Figure dataset records:
******

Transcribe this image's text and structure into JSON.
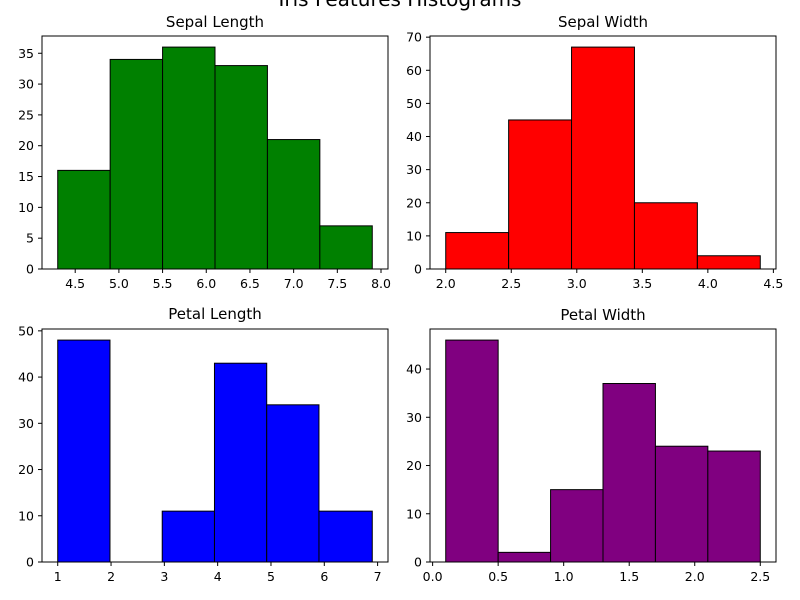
{
  "figure": {
    "title": "Iris Features Histograms"
  },
  "chart_data": [
    {
      "type": "bar",
      "title": "Sepal Length",
      "color": "#008000",
      "bins": [
        [
          4.3,
          4.9,
          16
        ],
        [
          4.9,
          5.5,
          34
        ],
        [
          5.5,
          6.1,
          36
        ],
        [
          6.1,
          6.7,
          33
        ],
        [
          6.7,
          7.3,
          21
        ],
        [
          7.3,
          7.9,
          7
        ]
      ],
      "xlim": [
        4.12,
        8.08
      ],
      "ylim": [
        0,
        37.8
      ],
      "xticks": [
        4.5,
        5.0,
        5.5,
        6.0,
        6.5,
        7.0,
        7.5,
        8.0
      ],
      "xtick_labels": [
        "4.5",
        "5.0",
        "5.5",
        "6.0",
        "6.5",
        "7.0",
        "7.5",
        "8.0"
      ],
      "yticks": [
        0,
        5,
        10,
        15,
        20,
        25,
        30,
        35
      ],
      "ytick_labels": [
        "0",
        "5",
        "10",
        "15",
        "20",
        "25",
        "30",
        "35"
      ],
      "xlabel": "",
      "ylabel": ""
    },
    {
      "type": "bar",
      "title": "Sepal Width",
      "color": "#ff0000",
      "bins": [
        [
          2.0,
          2.48,
          11
        ],
        [
          2.48,
          2.96,
          45
        ],
        [
          2.96,
          3.44,
          67
        ],
        [
          3.44,
          3.92,
          20
        ],
        [
          3.92,
          4.4,
          4
        ]
      ],
      "xlim": [
        1.88,
        4.52
      ],
      "ylim": [
        0,
        70.35
      ],
      "xticks": [
        2.0,
        2.5,
        3.0,
        3.5,
        4.0,
        4.5
      ],
      "xtick_labels": [
        "2.0",
        "2.5",
        "3.0",
        "3.5",
        "4.0",
        "4.5"
      ],
      "yticks": [
        0,
        10,
        20,
        30,
        40,
        50,
        60,
        70
      ],
      "ytick_labels": [
        "0",
        "10",
        "20",
        "30",
        "40",
        "50",
        "60",
        "70"
      ],
      "xlabel": "",
      "ylabel": ""
    },
    {
      "type": "bar",
      "title": "Petal Length",
      "color": "#0000ff",
      "bins": [
        [
          1.0,
          1.98,
          48
        ],
        [
          1.98,
          2.96,
          0
        ],
        [
          2.96,
          3.94,
          11
        ],
        [
          3.94,
          4.92,
          43
        ],
        [
          4.92,
          5.9,
          34
        ],
        [
          5.9,
          6.9,
          11
        ]
      ],
      "xlim": [
        0.705,
        7.195
      ],
      "ylim": [
        0,
        50.4
      ],
      "xticks": [
        1,
        2,
        3,
        4,
        5,
        6,
        7
      ],
      "xtick_labels": [
        "1",
        "2",
        "3",
        "4",
        "5",
        "6",
        "7"
      ],
      "yticks": [
        0,
        10,
        20,
        30,
        40,
        50
      ],
      "ytick_labels": [
        "0",
        "10",
        "20",
        "30",
        "40",
        "50"
      ],
      "xlabel": "",
      "ylabel": ""
    },
    {
      "type": "bar",
      "title": "Petal Width",
      "color": "#800080",
      "bins": [
        [
          0.1,
          0.5,
          46
        ],
        [
          0.5,
          0.9,
          2
        ],
        [
          0.9,
          1.3,
          15
        ],
        [
          1.3,
          1.7,
          37
        ],
        [
          1.7,
          2.1,
          24
        ],
        [
          2.1,
          2.5,
          23
        ]
      ],
      "xlim": [
        -0.02,
        2.62
      ],
      "ylim": [
        0,
        48.3
      ],
      "xticks": [
        0.0,
        0.5,
        1.0,
        1.5,
        2.0,
        2.5
      ],
      "xtick_labels": [
        "0.0",
        "0.5",
        "1.0",
        "1.5",
        "2.0",
        "2.5"
      ],
      "yticks": [
        0,
        10,
        20,
        30,
        40
      ],
      "ytick_labels": [
        "0",
        "10",
        "20",
        "30",
        "40"
      ],
      "xlabel": "",
      "ylabel": ""
    }
  ]
}
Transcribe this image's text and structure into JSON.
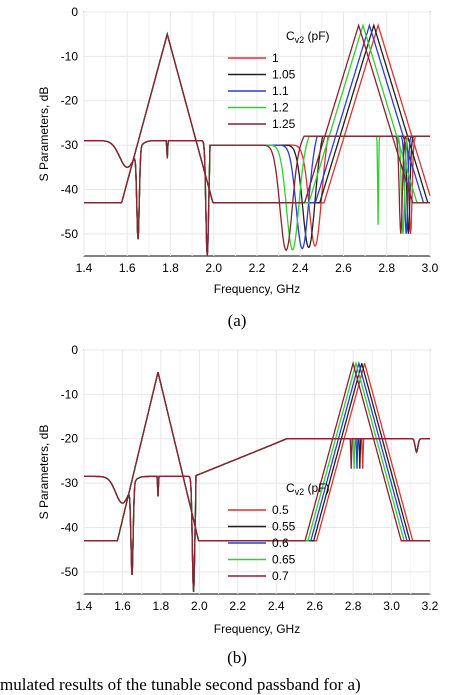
{
  "chart_data": [
    {
      "type": "line",
      "panel_label": "(a)",
      "xlabel": "Frequency, GHz",
      "ylabel": "S Parameters, dB",
      "xlim": [
        1.4,
        3.0
      ],
      "ylim": [
        -55,
        0
      ],
      "xticks": [
        "1.4",
        "1.6",
        "1.8",
        "2.0",
        "2.2",
        "2.4",
        "2.6",
        "2.8",
        "3.0"
      ],
      "yticks": [
        "0",
        "-10",
        "-20",
        "-30",
        "-40",
        "-50"
      ],
      "grid": true,
      "legend_title_main": "C",
      "legend_title_sub": "v2",
      "legend_title_unit": " (pF)",
      "legend_position": "top-center",
      "series": [
        {
          "name": "1",
          "color": "#e03030",
          "shift": 0.0
        },
        {
          "name": "1.05",
          "color": "#202020",
          "shift": -0.02
        },
        {
          "name": "1.1",
          "color": "#2b3bd6",
          "shift": -0.04
        },
        {
          "name": "1.2",
          "color": "#2ed12e",
          "shift": -0.07
        },
        {
          "name": "1.25",
          "color": "#8a2030",
          "shift": -0.09
        }
      ],
      "first_band": {
        "s11_notches": [
          [
            1.65,
            -49
          ],
          [
            1.785,
            -27
          ],
          [
            1.97,
            -55
          ]
        ],
        "s21_points": [
          [
            1.4,
            -29
          ],
          [
            1.5,
            -29.5
          ],
          [
            1.6,
            -36
          ],
          [
            1.65,
            -49
          ],
          [
            1.7,
            -20
          ],
          [
            1.74,
            -3
          ],
          [
            1.76,
            -1
          ],
          [
            1.79,
            -3
          ],
          [
            1.82,
            -1
          ],
          [
            1.85,
            -5
          ],
          [
            1.9,
            -20
          ],
          [
            1.95,
            -48
          ],
          [
            1.97,
            -55
          ],
          [
            2.0,
            -38
          ],
          [
            2.1,
            -32
          ],
          [
            2.2,
            -30.5
          ],
          [
            2.3,
            -31
          ],
          [
            2.35,
            -33
          ]
        ]
      },
      "second_band": {
        "notch_depth": -55,
        "notch_base_freq": 2.52,
        "passband_center": 2.76,
        "reject_base": 2.9
      }
    },
    {
      "type": "line",
      "panel_label": "(b)",
      "xlabel": "Frequency, GHz",
      "ylabel": "S Parameters, dB",
      "xlim": [
        1.4,
        3.2
      ],
      "ylim": [
        -55,
        0
      ],
      "xticks": [
        "1.4",
        "1.6",
        "1.8",
        "2.0",
        "2.2",
        "2.4",
        "2.6",
        "2.8",
        "3.0",
        "3.2"
      ],
      "yticks": [
        "0",
        "-10",
        "-20",
        "-30",
        "-40",
        "-50"
      ],
      "grid": true,
      "legend_title_main": "C",
      "legend_title_sub": "v2",
      "legend_title_unit": " (pF)",
      "legend_position": "lower-right",
      "series": [
        {
          "name": "0.5",
          "color": "#e03030",
          "shift": 0.0
        },
        {
          "name": "0.55",
          "color": "#202020",
          "shift": -0.015
        },
        {
          "name": "0.6",
          "color": "#2b3bd6",
          "shift": -0.03
        },
        {
          "name": "0.65",
          "color": "#2ed12e",
          "shift": -0.045
        },
        {
          "name": "0.7",
          "color": "#8a2030",
          "shift": -0.06
        }
      ]
    }
  ],
  "caption": "mulated results of the tunable second passband for a)"
}
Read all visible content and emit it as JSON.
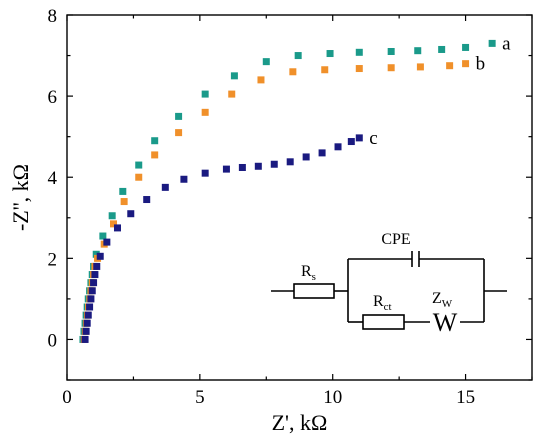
{
  "chart_data": {
    "type": "scatter",
    "xlabel": "Z', kΩ",
    "ylabel": "-Z'', kΩ",
    "xlim": [
      0,
      17.5
    ],
    "ylim": [
      -1,
      8
    ],
    "x_ticks": [
      0,
      5,
      10,
      15
    ],
    "y_ticks": [
      0,
      2,
      4,
      6,
      8
    ],
    "grid": false,
    "series": [
      {
        "name": "a",
        "color": "#1a9a8a",
        "points": [
          [
            0.6,
            0.0
          ],
          [
            0.64,
            0.2
          ],
          [
            0.68,
            0.4
          ],
          [
            0.72,
            0.6
          ],
          [
            0.76,
            0.8
          ],
          [
            0.8,
            1.0
          ],
          [
            0.85,
            1.2
          ],
          [
            0.9,
            1.4
          ],
          [
            0.95,
            1.6
          ],
          [
            1.0,
            1.8
          ],
          [
            1.1,
            2.1
          ],
          [
            1.35,
            2.55
          ],
          [
            1.7,
            3.05
          ],
          [
            2.1,
            3.65
          ],
          [
            2.7,
            4.3
          ],
          [
            3.3,
            4.9
          ],
          [
            4.2,
            5.5
          ],
          [
            5.2,
            6.05
          ],
          [
            6.3,
            6.5
          ],
          [
            7.5,
            6.85
          ],
          [
            8.7,
            7.0
          ],
          [
            9.9,
            7.05
          ],
          [
            11.0,
            7.08
          ],
          [
            12.2,
            7.1
          ],
          [
            13.2,
            7.12
          ],
          [
            14.1,
            7.15
          ],
          [
            15.0,
            7.2
          ],
          [
            16.0,
            7.3
          ]
        ]
      },
      {
        "name": "b",
        "color": "#f0902a",
        "points": [
          [
            0.65,
            0.0
          ],
          [
            0.69,
            0.2
          ],
          [
            0.73,
            0.4
          ],
          [
            0.77,
            0.6
          ],
          [
            0.81,
            0.8
          ],
          [
            0.86,
            1.0
          ],
          [
            0.9,
            1.2
          ],
          [
            0.95,
            1.4
          ],
          [
            1.0,
            1.6
          ],
          [
            1.05,
            1.8
          ],
          [
            1.15,
            2.0
          ],
          [
            1.4,
            2.35
          ],
          [
            1.75,
            2.85
          ],
          [
            2.15,
            3.4
          ],
          [
            2.7,
            4.0
          ],
          [
            3.3,
            4.55
          ],
          [
            4.2,
            5.1
          ],
          [
            5.2,
            5.6
          ],
          [
            6.2,
            6.05
          ],
          [
            7.3,
            6.4
          ],
          [
            8.5,
            6.6
          ],
          [
            9.7,
            6.65
          ],
          [
            11.0,
            6.68
          ],
          [
            12.2,
            6.7
          ],
          [
            13.3,
            6.72
          ],
          [
            14.4,
            6.75
          ],
          [
            15.0,
            6.8
          ]
        ]
      },
      {
        "name": "c",
        "color": "#1a1a80",
        "points": [
          [
            0.68,
            0.0
          ],
          [
            0.72,
            0.2
          ],
          [
            0.76,
            0.4
          ],
          [
            0.8,
            0.6
          ],
          [
            0.85,
            0.8
          ],
          [
            0.9,
            1.0
          ],
          [
            0.95,
            1.2
          ],
          [
            1.0,
            1.4
          ],
          [
            1.05,
            1.6
          ],
          [
            1.12,
            1.8
          ],
          [
            1.25,
            2.05
          ],
          [
            1.5,
            2.4
          ],
          [
            1.9,
            2.75
          ],
          [
            2.4,
            3.1
          ],
          [
            3.0,
            3.45
          ],
          [
            3.7,
            3.75
          ],
          [
            4.4,
            3.95
          ],
          [
            5.2,
            4.1
          ],
          [
            6.0,
            4.2
          ],
          [
            6.6,
            4.24
          ],
          [
            7.2,
            4.27
          ],
          [
            7.8,
            4.32
          ],
          [
            8.4,
            4.38
          ],
          [
            9.0,
            4.5
          ],
          [
            9.6,
            4.6
          ],
          [
            10.2,
            4.75
          ],
          [
            10.7,
            4.88
          ],
          [
            11.0,
            4.97
          ]
        ]
      }
    ],
    "circuit_labels": {
      "rs": "R",
      "rs_sub": "s",
      "cpe": "CPE",
      "rct": "R",
      "rct_sub": "ct",
      "zw": "Z",
      "zw_sub": "W",
      "warburg_symbol": "W"
    }
  }
}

******

_Task directions_
Copy each line that holds the word "Width".

_Written reply_
      "title": "Sepal Width",
      "title": "Petal Width",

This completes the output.